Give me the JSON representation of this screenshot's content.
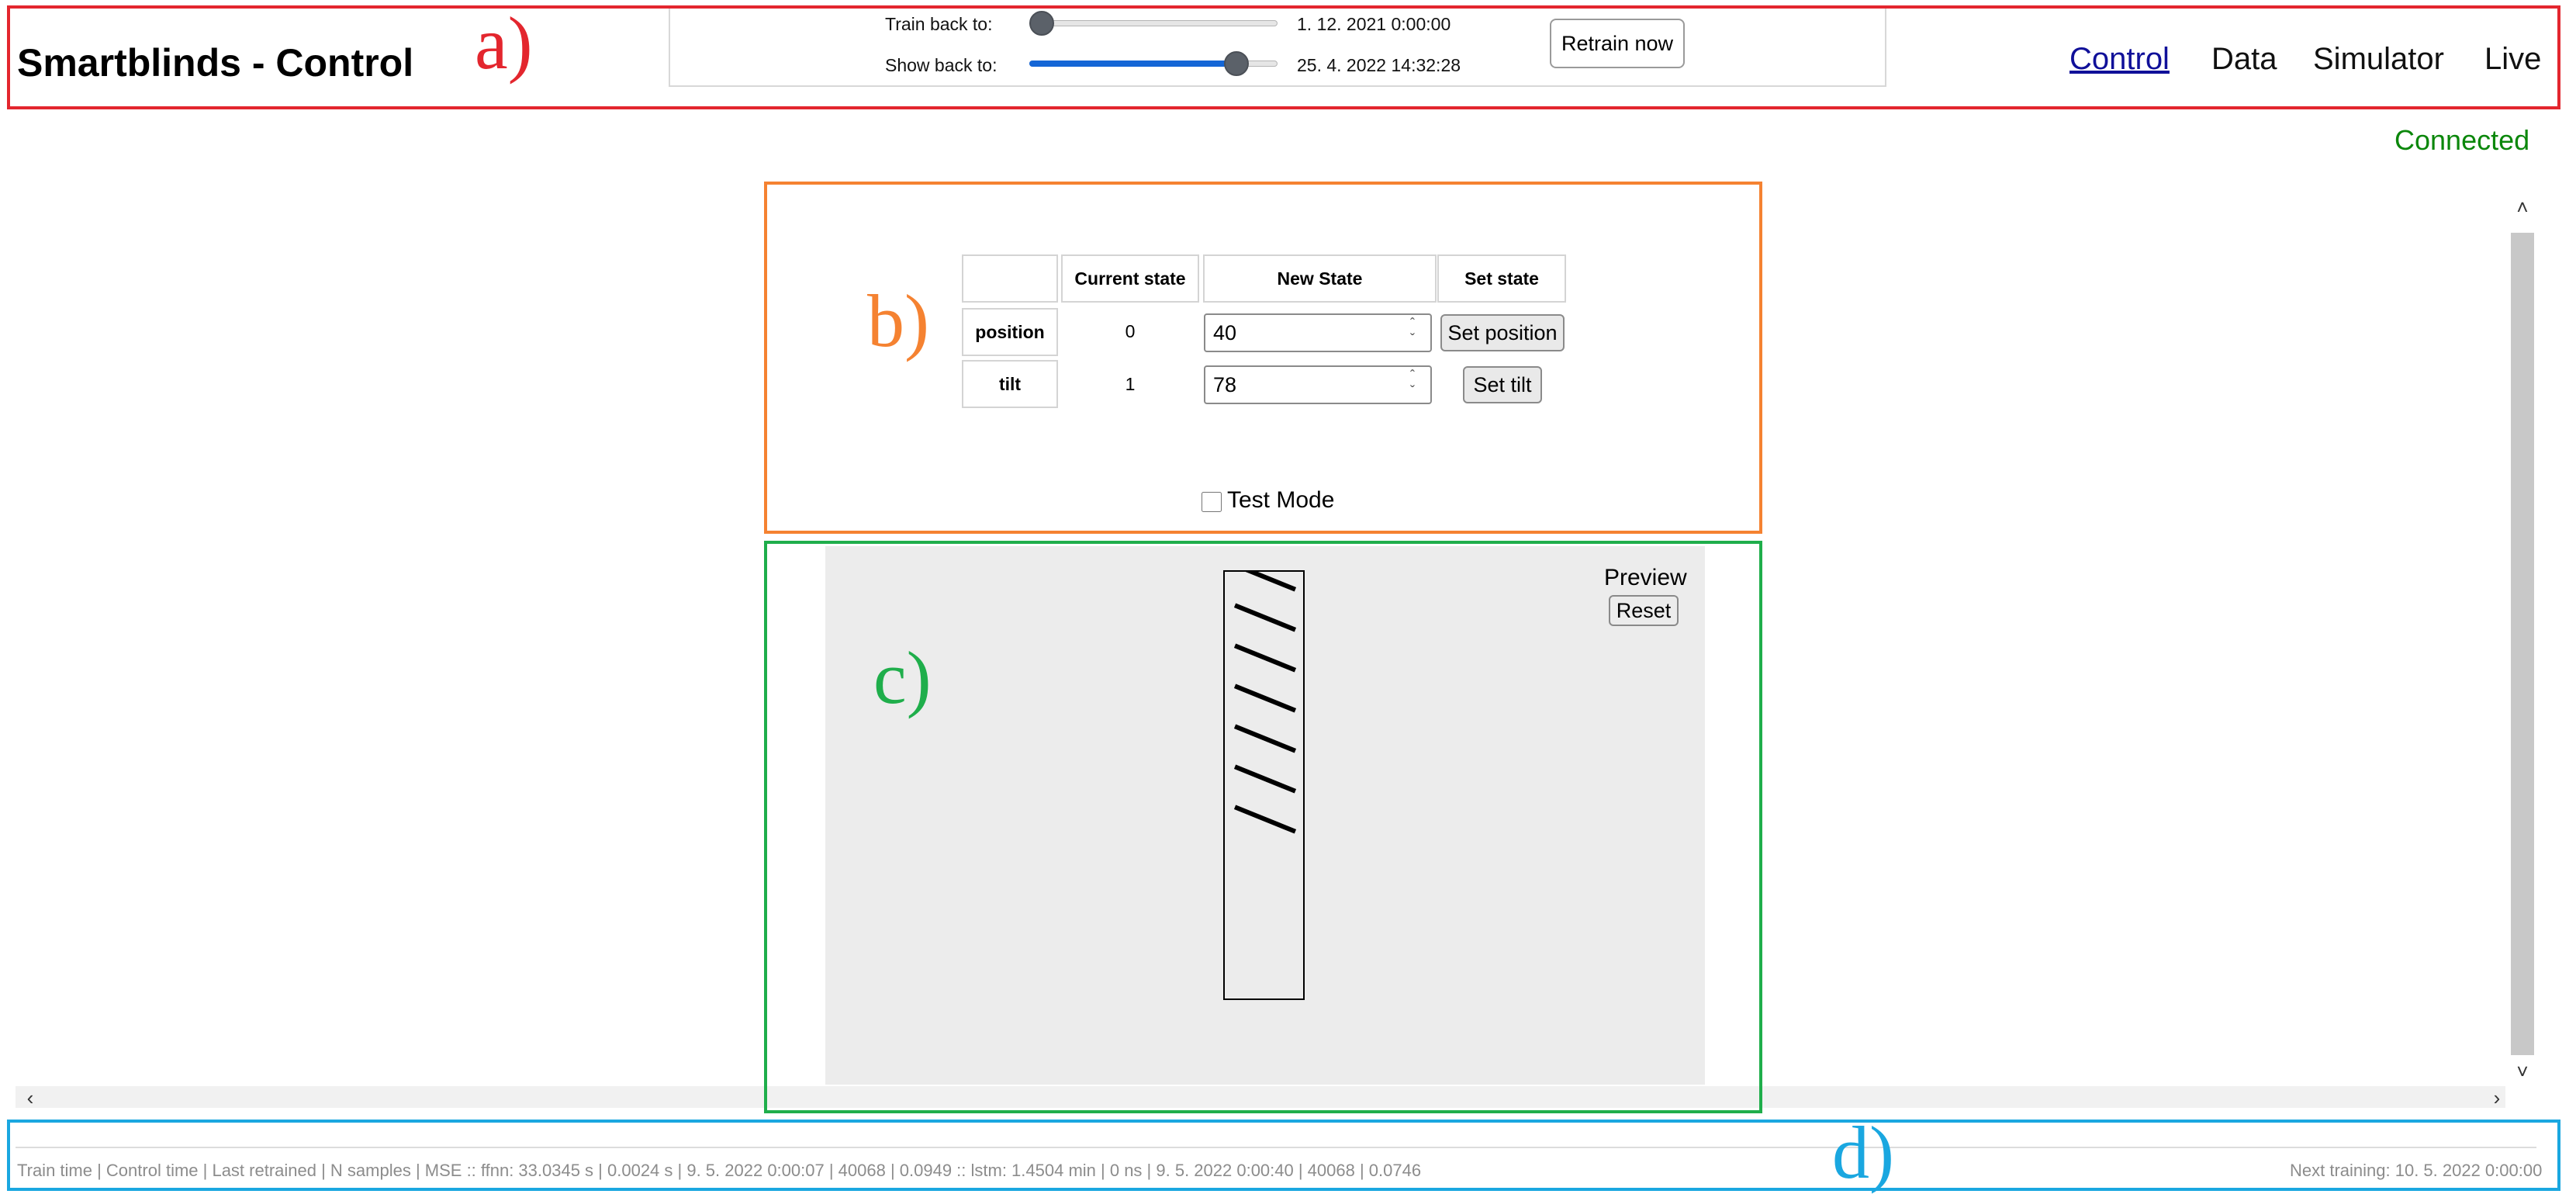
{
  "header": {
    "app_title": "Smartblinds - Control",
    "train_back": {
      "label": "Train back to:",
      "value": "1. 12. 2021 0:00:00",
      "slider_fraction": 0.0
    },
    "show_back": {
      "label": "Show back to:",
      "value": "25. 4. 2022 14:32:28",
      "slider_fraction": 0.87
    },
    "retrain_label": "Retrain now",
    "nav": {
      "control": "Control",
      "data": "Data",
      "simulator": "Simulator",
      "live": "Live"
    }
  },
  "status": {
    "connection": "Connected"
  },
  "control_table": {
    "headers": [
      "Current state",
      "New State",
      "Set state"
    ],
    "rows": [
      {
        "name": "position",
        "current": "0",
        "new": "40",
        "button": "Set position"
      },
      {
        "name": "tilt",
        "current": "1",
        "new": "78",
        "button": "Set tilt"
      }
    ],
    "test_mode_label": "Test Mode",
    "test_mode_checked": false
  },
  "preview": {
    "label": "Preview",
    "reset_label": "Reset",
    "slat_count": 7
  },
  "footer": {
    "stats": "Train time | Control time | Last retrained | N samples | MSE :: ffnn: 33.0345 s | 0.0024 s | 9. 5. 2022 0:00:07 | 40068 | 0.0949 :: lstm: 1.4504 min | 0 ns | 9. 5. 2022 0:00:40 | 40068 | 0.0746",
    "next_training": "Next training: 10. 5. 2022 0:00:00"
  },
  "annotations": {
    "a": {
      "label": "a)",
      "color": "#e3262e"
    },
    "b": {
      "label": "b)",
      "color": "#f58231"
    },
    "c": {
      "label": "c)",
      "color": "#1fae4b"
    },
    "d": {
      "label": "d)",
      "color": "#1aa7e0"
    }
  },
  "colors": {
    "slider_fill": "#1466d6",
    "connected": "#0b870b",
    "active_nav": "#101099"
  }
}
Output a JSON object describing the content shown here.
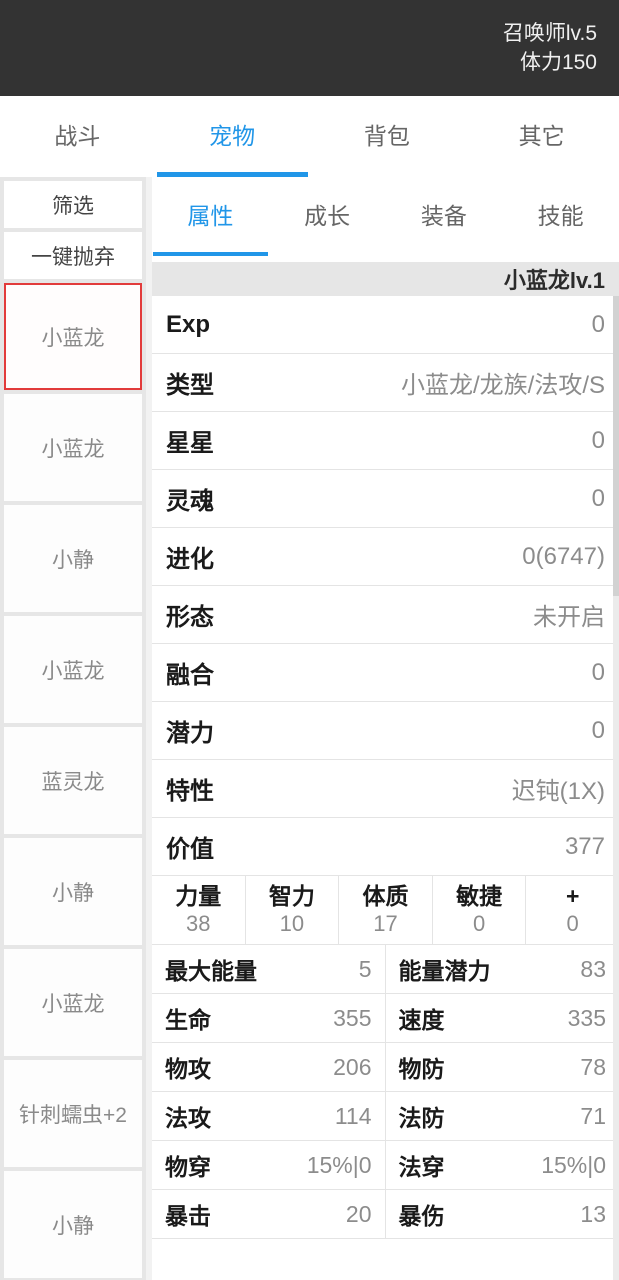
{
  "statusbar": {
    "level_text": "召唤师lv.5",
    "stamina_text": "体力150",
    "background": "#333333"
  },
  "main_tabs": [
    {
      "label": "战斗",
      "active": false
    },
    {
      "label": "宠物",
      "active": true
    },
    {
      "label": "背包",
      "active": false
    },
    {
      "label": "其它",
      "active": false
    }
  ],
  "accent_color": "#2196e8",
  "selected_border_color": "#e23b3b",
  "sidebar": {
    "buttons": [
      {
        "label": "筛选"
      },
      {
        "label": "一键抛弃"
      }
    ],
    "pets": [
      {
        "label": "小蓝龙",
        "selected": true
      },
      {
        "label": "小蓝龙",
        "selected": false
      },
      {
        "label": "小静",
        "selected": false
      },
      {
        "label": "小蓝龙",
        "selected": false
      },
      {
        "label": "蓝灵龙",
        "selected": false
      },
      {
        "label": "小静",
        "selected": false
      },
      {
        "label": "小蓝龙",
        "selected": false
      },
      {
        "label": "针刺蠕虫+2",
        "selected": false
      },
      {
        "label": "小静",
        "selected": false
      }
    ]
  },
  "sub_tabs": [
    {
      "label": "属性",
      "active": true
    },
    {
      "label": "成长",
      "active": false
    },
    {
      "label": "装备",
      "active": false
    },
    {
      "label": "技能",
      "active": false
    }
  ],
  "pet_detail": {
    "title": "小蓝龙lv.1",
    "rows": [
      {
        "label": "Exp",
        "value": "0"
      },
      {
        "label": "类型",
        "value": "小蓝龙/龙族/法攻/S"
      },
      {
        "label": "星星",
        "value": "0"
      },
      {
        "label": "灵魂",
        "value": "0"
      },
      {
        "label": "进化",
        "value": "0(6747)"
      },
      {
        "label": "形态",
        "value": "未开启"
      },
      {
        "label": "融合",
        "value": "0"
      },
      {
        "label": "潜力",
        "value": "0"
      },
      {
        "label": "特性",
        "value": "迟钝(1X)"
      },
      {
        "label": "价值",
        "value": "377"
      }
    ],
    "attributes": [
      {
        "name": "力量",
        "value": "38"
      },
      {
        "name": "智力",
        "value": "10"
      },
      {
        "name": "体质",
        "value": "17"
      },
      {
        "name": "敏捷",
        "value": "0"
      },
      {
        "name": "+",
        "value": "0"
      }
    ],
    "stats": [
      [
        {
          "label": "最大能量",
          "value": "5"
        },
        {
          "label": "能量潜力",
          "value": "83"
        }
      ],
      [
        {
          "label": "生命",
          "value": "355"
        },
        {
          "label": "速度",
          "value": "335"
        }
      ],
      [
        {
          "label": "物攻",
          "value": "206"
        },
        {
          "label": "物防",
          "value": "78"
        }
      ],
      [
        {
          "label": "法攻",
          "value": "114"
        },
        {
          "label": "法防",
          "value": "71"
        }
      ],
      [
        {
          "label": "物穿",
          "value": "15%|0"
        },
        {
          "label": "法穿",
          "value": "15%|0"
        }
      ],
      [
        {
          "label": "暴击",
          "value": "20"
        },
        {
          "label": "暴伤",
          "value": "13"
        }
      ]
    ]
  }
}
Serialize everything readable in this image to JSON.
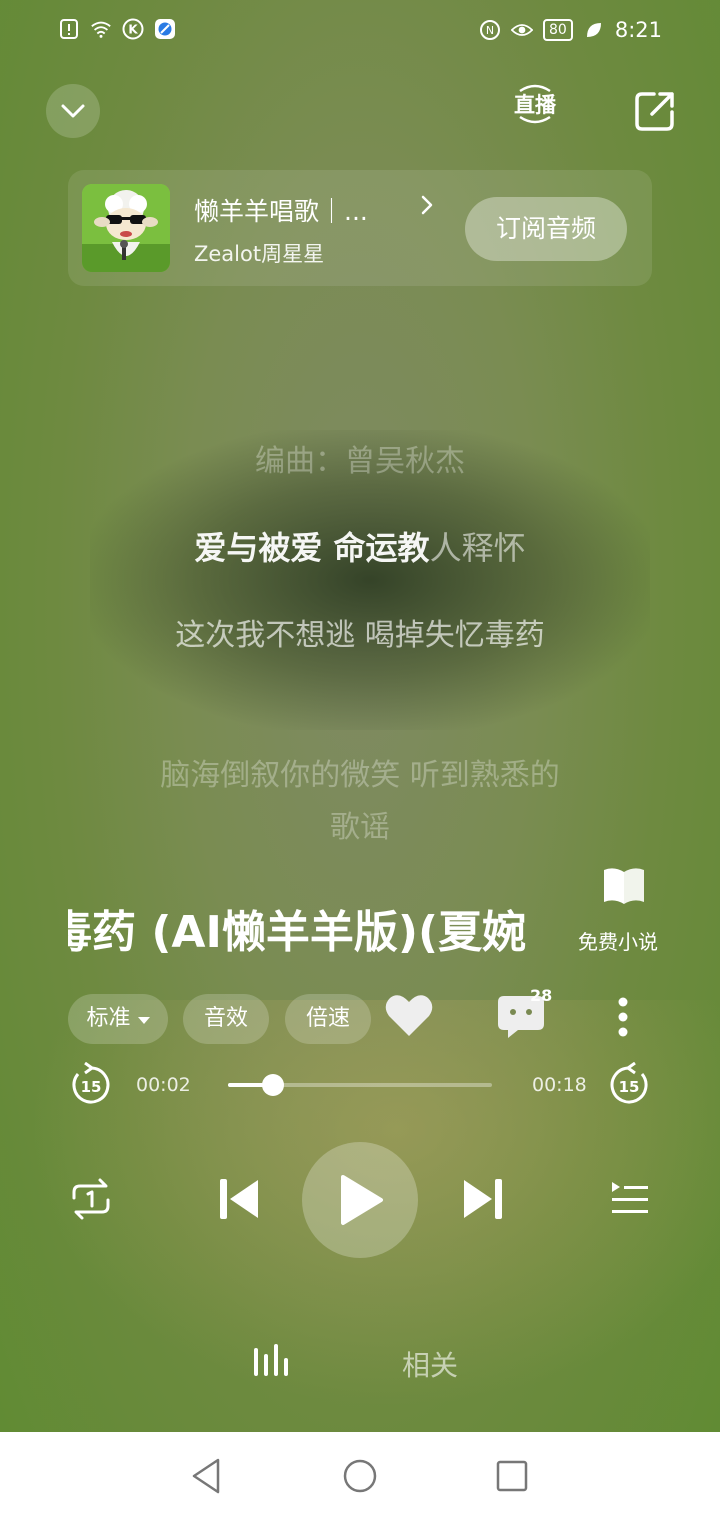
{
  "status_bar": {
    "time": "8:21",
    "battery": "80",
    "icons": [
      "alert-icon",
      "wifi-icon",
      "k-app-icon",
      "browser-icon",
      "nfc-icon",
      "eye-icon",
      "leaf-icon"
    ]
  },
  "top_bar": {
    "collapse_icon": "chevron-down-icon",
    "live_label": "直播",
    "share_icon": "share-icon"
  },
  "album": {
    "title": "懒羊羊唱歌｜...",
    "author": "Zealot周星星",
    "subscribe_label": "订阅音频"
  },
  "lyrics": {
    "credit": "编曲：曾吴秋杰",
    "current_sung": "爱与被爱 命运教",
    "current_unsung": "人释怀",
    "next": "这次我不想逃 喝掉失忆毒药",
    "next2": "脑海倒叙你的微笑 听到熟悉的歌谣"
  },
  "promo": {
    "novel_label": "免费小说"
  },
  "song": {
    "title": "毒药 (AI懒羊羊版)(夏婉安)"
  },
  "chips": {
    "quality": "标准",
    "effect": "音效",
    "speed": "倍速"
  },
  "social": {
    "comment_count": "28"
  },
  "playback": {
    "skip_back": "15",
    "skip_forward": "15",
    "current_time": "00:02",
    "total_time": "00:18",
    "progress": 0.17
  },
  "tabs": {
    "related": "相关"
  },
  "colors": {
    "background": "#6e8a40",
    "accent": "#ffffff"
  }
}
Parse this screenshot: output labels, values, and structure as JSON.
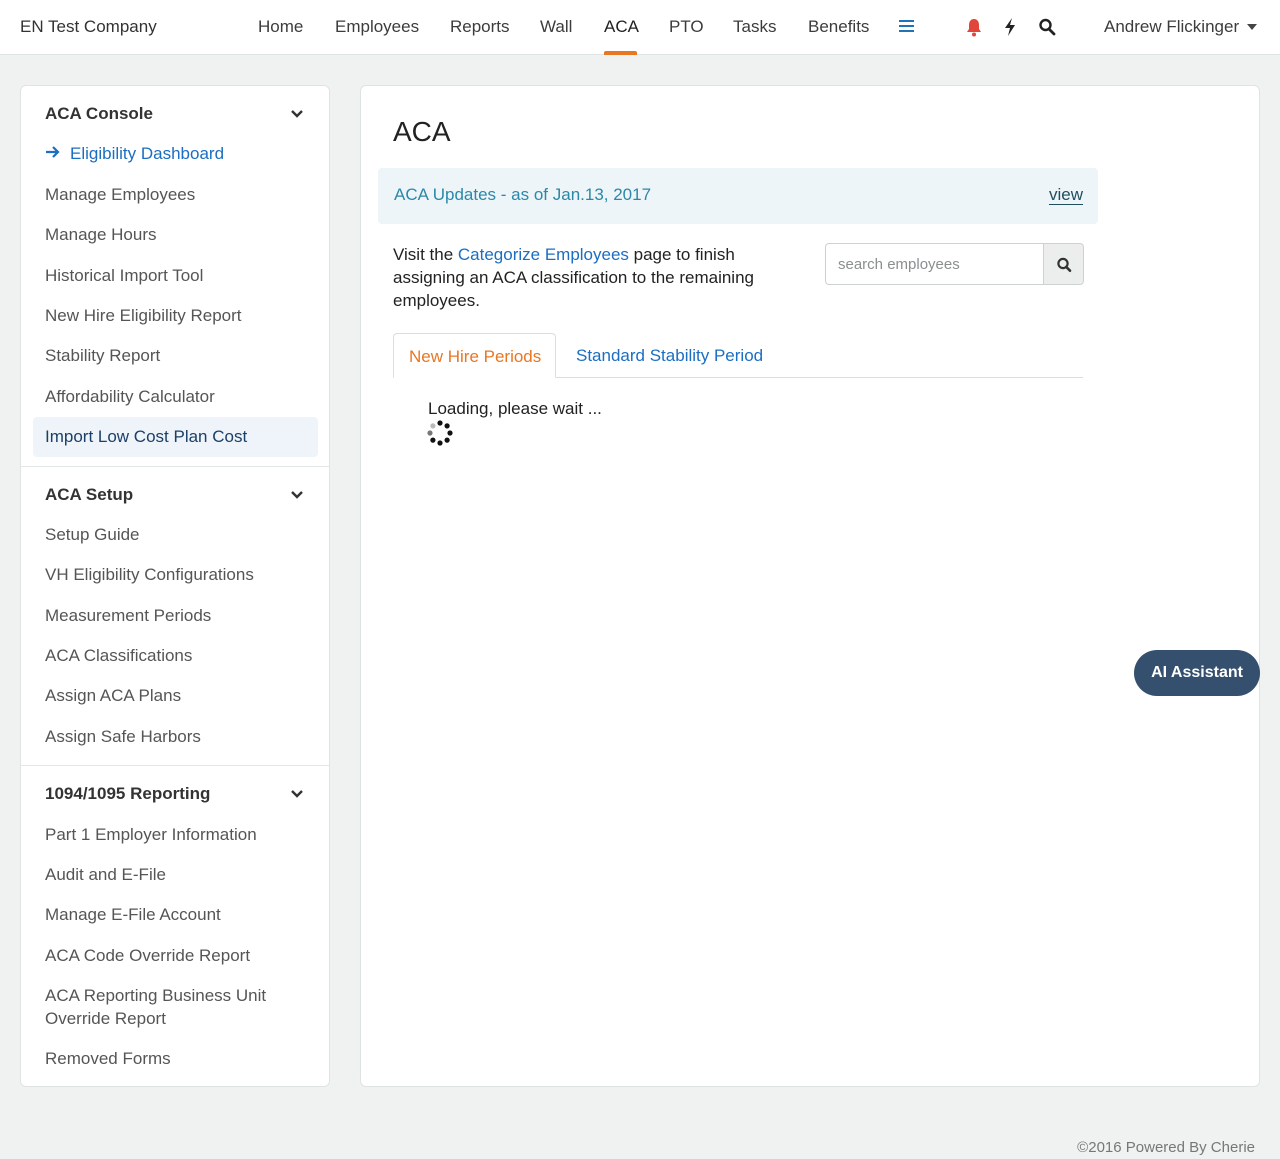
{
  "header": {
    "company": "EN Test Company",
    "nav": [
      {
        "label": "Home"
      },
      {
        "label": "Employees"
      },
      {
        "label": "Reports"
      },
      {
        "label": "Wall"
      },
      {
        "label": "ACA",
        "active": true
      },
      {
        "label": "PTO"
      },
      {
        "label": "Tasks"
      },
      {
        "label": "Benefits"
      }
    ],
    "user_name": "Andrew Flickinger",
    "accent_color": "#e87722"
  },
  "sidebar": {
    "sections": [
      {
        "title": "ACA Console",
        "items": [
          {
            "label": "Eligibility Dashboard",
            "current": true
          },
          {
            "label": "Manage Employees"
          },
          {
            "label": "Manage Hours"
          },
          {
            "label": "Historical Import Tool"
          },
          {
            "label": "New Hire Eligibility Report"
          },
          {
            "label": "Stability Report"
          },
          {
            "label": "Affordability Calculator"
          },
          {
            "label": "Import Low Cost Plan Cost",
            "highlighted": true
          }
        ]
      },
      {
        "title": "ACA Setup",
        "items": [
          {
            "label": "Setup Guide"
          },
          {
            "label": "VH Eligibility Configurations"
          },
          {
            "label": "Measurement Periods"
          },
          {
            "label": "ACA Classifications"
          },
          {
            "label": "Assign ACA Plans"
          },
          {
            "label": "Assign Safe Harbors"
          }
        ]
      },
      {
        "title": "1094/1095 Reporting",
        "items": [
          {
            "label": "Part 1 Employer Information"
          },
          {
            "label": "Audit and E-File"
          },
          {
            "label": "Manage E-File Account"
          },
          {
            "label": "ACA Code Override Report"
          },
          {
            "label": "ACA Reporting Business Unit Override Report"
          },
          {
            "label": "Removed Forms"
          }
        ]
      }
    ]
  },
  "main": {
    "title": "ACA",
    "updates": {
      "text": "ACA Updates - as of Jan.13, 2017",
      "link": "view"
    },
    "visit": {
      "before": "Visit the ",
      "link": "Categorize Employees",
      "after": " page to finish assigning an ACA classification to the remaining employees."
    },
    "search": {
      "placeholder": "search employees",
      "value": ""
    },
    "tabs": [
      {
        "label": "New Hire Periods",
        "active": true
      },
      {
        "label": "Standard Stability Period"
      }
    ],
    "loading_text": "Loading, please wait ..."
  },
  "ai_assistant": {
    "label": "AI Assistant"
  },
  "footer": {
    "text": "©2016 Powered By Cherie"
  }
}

(Challenge)
Look through the entries above; copy every line holding the string "content".

(Reply to the task)
Give me the JSON representation of this screenshot's content.
Output a JSON object describing the content shown here.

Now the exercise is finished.